Source data
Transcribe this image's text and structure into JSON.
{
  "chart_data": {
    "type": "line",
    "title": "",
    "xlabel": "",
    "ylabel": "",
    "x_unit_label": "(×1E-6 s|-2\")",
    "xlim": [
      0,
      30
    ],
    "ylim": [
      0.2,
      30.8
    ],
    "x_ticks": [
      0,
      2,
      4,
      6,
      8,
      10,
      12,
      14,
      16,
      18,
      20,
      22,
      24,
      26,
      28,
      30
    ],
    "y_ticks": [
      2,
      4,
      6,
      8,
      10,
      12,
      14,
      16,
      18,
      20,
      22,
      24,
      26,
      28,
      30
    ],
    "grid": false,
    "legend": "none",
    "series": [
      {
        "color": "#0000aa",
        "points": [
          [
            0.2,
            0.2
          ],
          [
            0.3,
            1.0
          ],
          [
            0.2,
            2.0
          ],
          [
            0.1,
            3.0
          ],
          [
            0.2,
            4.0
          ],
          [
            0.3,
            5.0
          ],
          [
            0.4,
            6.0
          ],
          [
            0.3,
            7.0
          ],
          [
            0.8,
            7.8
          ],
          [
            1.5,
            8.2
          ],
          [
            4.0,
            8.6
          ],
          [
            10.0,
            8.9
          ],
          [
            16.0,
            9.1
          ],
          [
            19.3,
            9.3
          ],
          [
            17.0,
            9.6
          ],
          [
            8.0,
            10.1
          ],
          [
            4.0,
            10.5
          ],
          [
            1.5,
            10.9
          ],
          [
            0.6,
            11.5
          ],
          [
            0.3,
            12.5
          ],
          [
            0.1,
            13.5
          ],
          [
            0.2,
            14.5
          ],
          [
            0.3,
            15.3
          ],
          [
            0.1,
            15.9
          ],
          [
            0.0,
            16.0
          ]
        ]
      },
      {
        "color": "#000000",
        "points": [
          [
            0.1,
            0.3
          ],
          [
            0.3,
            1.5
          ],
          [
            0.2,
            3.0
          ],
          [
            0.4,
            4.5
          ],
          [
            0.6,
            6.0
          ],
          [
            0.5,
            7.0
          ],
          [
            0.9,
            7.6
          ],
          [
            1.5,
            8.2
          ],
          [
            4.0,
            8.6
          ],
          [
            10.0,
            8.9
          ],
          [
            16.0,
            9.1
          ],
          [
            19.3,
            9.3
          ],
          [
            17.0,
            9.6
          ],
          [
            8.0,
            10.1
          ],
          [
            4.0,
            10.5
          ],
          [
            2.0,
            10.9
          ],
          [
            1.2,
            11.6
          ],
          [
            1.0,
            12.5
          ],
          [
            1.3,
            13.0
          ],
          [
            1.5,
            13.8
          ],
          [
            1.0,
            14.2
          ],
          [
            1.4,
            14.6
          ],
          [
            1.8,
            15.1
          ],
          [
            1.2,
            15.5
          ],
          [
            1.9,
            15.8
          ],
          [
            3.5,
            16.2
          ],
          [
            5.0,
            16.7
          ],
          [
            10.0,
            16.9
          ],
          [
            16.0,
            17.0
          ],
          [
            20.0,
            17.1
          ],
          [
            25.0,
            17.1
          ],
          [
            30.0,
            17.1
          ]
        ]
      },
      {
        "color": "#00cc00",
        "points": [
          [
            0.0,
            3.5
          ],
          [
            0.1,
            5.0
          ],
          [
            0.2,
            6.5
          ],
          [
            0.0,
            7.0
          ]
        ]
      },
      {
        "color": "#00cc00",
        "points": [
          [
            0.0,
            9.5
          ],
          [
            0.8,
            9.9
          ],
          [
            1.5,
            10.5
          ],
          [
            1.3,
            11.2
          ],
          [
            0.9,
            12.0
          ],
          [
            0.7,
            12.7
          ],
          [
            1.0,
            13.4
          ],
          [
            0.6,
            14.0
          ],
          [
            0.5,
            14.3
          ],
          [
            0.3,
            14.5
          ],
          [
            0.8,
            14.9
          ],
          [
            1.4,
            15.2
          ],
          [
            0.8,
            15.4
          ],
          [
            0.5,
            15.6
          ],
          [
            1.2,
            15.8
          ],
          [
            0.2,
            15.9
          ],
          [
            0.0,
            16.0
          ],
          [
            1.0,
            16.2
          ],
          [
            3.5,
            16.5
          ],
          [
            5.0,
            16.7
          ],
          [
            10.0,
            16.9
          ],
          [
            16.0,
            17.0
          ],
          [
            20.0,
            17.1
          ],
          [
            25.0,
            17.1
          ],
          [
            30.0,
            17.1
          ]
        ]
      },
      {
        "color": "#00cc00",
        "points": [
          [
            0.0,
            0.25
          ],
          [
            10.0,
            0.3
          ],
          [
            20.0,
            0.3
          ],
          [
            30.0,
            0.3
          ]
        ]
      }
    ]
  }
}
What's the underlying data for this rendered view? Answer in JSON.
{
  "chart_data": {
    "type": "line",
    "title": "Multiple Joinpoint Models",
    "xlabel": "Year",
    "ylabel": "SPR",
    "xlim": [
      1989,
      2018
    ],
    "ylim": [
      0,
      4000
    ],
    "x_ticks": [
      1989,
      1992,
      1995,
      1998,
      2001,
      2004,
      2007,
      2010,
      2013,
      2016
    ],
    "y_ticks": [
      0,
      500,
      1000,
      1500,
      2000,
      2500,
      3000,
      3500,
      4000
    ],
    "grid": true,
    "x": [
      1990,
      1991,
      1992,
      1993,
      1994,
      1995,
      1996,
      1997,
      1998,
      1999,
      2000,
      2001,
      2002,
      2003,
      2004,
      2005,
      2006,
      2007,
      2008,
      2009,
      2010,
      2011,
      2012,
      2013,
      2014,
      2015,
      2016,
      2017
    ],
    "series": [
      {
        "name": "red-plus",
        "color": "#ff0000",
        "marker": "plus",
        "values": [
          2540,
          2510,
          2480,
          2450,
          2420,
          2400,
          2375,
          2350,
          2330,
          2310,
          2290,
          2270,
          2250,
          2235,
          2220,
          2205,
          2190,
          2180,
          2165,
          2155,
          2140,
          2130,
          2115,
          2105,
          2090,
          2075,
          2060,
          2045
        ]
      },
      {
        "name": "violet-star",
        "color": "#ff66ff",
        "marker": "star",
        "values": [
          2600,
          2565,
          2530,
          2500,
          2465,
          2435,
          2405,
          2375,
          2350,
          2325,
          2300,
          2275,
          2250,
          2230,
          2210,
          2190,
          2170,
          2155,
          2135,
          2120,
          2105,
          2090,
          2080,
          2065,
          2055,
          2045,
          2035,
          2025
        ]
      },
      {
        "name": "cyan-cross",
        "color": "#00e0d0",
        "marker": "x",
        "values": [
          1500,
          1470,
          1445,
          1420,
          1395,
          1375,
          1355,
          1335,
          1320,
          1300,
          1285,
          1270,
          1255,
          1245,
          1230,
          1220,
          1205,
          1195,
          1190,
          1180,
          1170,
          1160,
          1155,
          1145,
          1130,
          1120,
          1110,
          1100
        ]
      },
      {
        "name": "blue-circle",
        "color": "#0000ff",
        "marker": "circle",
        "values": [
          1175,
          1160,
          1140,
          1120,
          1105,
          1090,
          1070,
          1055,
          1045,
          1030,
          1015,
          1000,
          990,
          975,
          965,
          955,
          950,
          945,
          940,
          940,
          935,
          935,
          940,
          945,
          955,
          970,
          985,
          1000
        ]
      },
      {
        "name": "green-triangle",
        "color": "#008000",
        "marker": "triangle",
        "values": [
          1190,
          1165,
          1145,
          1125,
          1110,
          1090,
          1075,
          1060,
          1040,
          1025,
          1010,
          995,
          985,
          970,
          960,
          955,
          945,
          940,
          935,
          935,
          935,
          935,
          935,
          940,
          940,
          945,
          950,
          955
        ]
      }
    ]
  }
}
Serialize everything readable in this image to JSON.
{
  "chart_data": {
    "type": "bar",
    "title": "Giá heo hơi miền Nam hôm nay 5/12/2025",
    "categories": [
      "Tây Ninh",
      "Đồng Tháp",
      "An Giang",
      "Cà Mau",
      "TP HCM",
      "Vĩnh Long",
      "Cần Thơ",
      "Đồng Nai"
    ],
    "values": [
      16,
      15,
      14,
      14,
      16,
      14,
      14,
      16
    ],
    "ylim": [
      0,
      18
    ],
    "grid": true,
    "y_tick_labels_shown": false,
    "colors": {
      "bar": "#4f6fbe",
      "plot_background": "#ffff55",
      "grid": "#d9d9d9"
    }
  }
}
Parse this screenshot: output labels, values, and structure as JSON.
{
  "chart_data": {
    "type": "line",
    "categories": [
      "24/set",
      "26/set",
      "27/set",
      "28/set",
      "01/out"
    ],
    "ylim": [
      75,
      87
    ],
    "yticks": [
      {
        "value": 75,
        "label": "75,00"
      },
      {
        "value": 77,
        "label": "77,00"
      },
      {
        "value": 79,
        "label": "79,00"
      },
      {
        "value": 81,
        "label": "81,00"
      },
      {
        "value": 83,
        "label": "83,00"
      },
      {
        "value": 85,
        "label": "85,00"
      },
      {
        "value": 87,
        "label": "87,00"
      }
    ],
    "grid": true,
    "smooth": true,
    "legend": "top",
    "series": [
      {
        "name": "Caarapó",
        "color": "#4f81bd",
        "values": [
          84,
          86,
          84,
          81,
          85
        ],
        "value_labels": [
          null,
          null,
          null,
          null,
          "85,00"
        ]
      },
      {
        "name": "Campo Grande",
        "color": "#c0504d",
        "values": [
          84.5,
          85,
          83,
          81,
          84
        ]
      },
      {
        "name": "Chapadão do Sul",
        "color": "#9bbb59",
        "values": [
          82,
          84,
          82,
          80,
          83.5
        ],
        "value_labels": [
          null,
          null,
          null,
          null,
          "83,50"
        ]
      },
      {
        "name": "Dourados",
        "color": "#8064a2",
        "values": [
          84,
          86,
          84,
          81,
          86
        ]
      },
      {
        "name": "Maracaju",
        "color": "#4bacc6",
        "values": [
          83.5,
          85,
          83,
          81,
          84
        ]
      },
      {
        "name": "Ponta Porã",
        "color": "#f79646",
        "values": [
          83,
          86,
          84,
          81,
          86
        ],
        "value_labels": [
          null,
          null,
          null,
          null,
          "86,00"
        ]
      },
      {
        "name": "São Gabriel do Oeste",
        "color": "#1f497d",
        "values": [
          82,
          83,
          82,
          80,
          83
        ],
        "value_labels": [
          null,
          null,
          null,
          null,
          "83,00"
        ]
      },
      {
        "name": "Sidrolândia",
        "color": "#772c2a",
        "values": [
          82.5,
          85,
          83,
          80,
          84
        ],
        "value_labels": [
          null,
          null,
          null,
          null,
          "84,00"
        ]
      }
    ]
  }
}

▶ [Exercise prompt] Search the entries for the word "this" and pick out every line that holds it.

▶ [Reply to the exercise]
Transcribe this image's text and structure into JSON.
What's the underlying data for this rendered view? Answer in JSON.
Serialize everything readable in this image to JSON.
Parse this screenshot: output labels, values, and structure as JSON.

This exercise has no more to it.